» Task instructions
Retype all material exactly. Pictures stay out of the copy.

» Items

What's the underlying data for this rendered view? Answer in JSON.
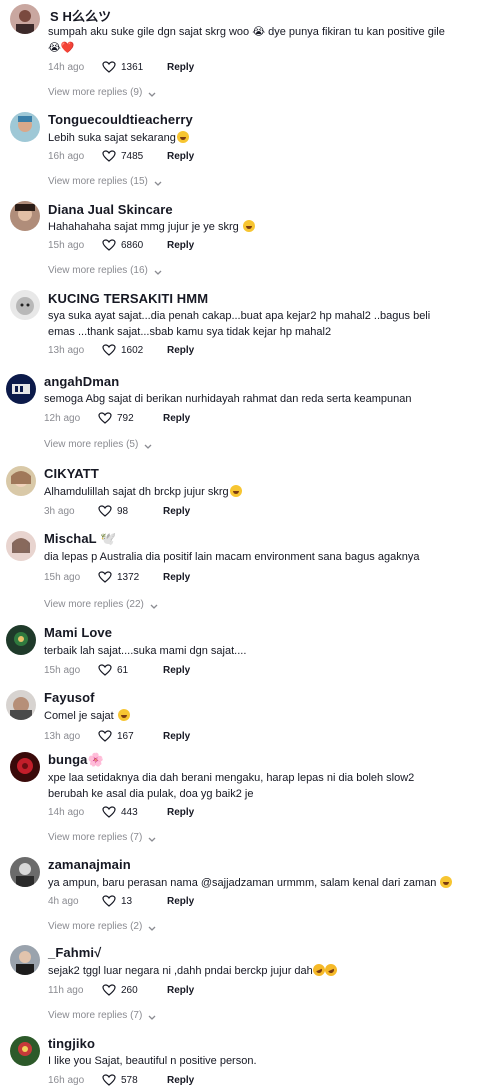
{
  "colors": {
    "muted": "#8a8b91",
    "text": "#161823",
    "heart_outline": "#161823",
    "emoji_heart": "#e0193a"
  },
  "comments": [
    {
      "username": "S H么么ツ",
      "text": "sumpah aku suke gile dgn sajat skrg woo 😭 dye punya fikiran tu kan positive gile",
      "text2": "",
      "emoji_line": "😭❤️",
      "time": "14h ago",
      "likes": "1361",
      "reply_label": "Reply",
      "more_replies": "View more replies (9)"
    },
    {
      "username": "Tonguecouldtieacherry",
      "text": "Lebih suka sajat sekarang",
      "time": "16h ago",
      "likes": "7485",
      "reply_label": "Reply",
      "more_replies": "View more replies (15)"
    },
    {
      "username": "Diana Jual Skincare",
      "text": "Hahahahaha sajat mmg jujur je ye skrg",
      "time": "15h ago",
      "likes": "6860",
      "reply_label": "Reply",
      "more_replies": "View more replies (16)"
    },
    {
      "username": "KUCING TERSAKITI HMM",
      "text": "sya suka ayat sajat...dia penah cakap...buat apa kejar2 hp mahal2 ..bagus beli",
      "text2": "emas ...thank sajat...sbab kamu sya tidak kejar hp mahal2",
      "time": "13h ago",
      "likes": "1602",
      "reply_label": "Reply"
    },
    {
      "username": "angahDman",
      "text": "semoga Abg sajat di berikan nurhidayah rahmat dan reda serta keampunan",
      "time": "12h ago",
      "likes": "792",
      "reply_label": "Reply",
      "more_replies": "View more replies (5)"
    },
    {
      "username": "CIKYATT",
      "text": "Alhamdulillah sajat dh brckp jujur skrg",
      "time": "3h ago",
      "likes": "98",
      "reply_label": "Reply"
    },
    {
      "username": "MischaL 🕊️",
      "text": "dia lepas p Australia dia positif lain macam environment sana bagus agaknya",
      "time": "15h ago",
      "likes": "1372",
      "reply_label": "Reply",
      "more_replies": "View more replies (22)"
    },
    {
      "username": "Mami Love",
      "text": "terbaik lah sajat....suka mami dgn sajat....",
      "time": "15h ago",
      "likes": "61",
      "reply_label": "Reply"
    },
    {
      "username": "Fayusof",
      "text": "Comel je sajat",
      "time": "13h ago",
      "likes": "167",
      "reply_label": "Reply"
    },
    {
      "username": "bunga🌸",
      "text": "xpe laa setidaknya dia dah berani mengaku, harap lepas ni dia boleh slow2",
      "text2": "berubah ke asal dia pulak, doa yg baik2 je",
      "time": "14h ago",
      "likes": "443",
      "reply_label": "Reply",
      "more_replies": "View more replies (7)"
    },
    {
      "username": "zamanajmain",
      "text": "ya ampun, baru perasan nama @sajjadzaman urmmm, salam kenal dari zaman",
      "time": "4h ago",
      "likes": "13",
      "reply_label": "Reply",
      "more_replies": "View more replies (2)"
    },
    {
      "username": "_Fahmi√",
      "text": "sejak2 tggl luar negara ni ,dahh pndai berckp jujur dah",
      "time": "11h ago",
      "likes": "260",
      "reply_label": "Reply",
      "more_replies": "View more replies (7)"
    },
    {
      "username": "tingjiko",
      "text": "I like you Sajat, beautiful n positive person.",
      "time": "16h ago",
      "likes": "578",
      "reply_label": "Reply"
    }
  ],
  "icons": {
    "like": "heart-outline-icon",
    "expand": "chevron-down-icon"
  }
}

» Reply
What's the underlying data for this rendered view? Answer in JSON.
{
  "colors": {
    "muted": "#8a8b91",
    "text": "#161823",
    "heart_outline": "#161823",
    "emoji_heart": "#e0193a"
  },
  "comments": [
    {
      "username": "S H么么ツ",
      "text": "sumpah aku suke gile dgn sajat skrg woo 😭 dye punya fikiran tu kan positive gile",
      "text2": "",
      "emoji_line": "😭❤️",
      "time": "14h ago",
      "likes": "1361",
      "reply_label": "Reply",
      "more_replies": "View more replies (9)"
    },
    {
      "username": "Tonguecouldtieacherry",
      "text": "Lebih suka sajat sekarang",
      "time": "16h ago",
      "likes": "7485",
      "reply_label": "Reply",
      "more_replies": "View more replies (15)"
    },
    {
      "username": "Diana Jual Skincare",
      "text": "Hahahahaha sajat mmg jujur je ye skrg",
      "time": "15h ago",
      "likes": "6860",
      "reply_label": "Reply",
      "more_replies": "View more replies (16)"
    },
    {
      "username": "KUCING TERSAKITI HMM",
      "text": "sya suka ayat sajat...dia penah cakap...buat apa kejar2 hp mahal2 ..bagus beli",
      "text2": "emas ...thank sajat...sbab kamu sya tidak kejar hp mahal2",
      "time": "13h ago",
      "likes": "1602",
      "reply_label": "Reply"
    },
    {
      "username": "angahDman",
      "text": "semoga Abg sajat di berikan nurhidayah rahmat dan reda serta keampunan",
      "time": "12h ago",
      "likes": "792",
      "reply_label": "Reply",
      "more_replies": "View more replies (5)"
    },
    {
      "username": "CIKYATT",
      "text": "Alhamdulillah sajat dh brckp jujur skrg",
      "time": "3h ago",
      "likes": "98",
      "reply_label": "Reply"
    },
    {
      "username": "MischaL 🕊️",
      "text": "dia lepas p Australia dia positif lain macam environment sana bagus agaknya",
      "time": "15h ago",
      "likes": "1372",
      "reply_label": "Reply",
      "more_replies": "View more replies (22)"
    },
    {
      "username": "Mami Love",
      "text": "terbaik lah sajat....suka mami dgn sajat....",
      "time": "15h ago",
      "likes": "61",
      "reply_label": "Reply"
    },
    {
      "username": "Fayusof",
      "text": "Comel je sajat",
      "time": "13h ago",
      "likes": "167",
      "reply_label": "Reply"
    },
    {
      "username": "bunga🌸",
      "text": "xpe laa setidaknya dia dah berani mengaku, harap lepas ni dia boleh slow2",
      "text2": "berubah ke asal dia pulak, doa yg baik2 je",
      "time": "14h ago",
      "likes": "443",
      "reply_label": "Reply",
      "more_replies": "View more replies (7)"
    },
    {
      "username": "zamanajmain",
      "text": "ya ampun, baru perasan nama @sajjadzaman urmmm, salam kenal dari zaman",
      "time": "4h ago",
      "likes": "13",
      "reply_label": "Reply",
      "more_replies": "View more replies (2)"
    },
    {
      "username": "_Fahmi√",
      "text": "sejak2 tggl luar negara ni ,dahh pndai berckp jujur dah",
      "time": "11h ago",
      "likes": "260",
      "reply_label": "Reply",
      "more_replies": "View more replies (7)"
    },
    {
      "username": "tingjiko",
      "text": "I like you Sajat, beautiful n positive person.",
      "time": "16h ago",
      "likes": "578",
      "reply_label": "Reply"
    }
  ],
  "icons": {
    "like": "heart-outline-icon",
    "expand": "chevron-down-icon"
  }
}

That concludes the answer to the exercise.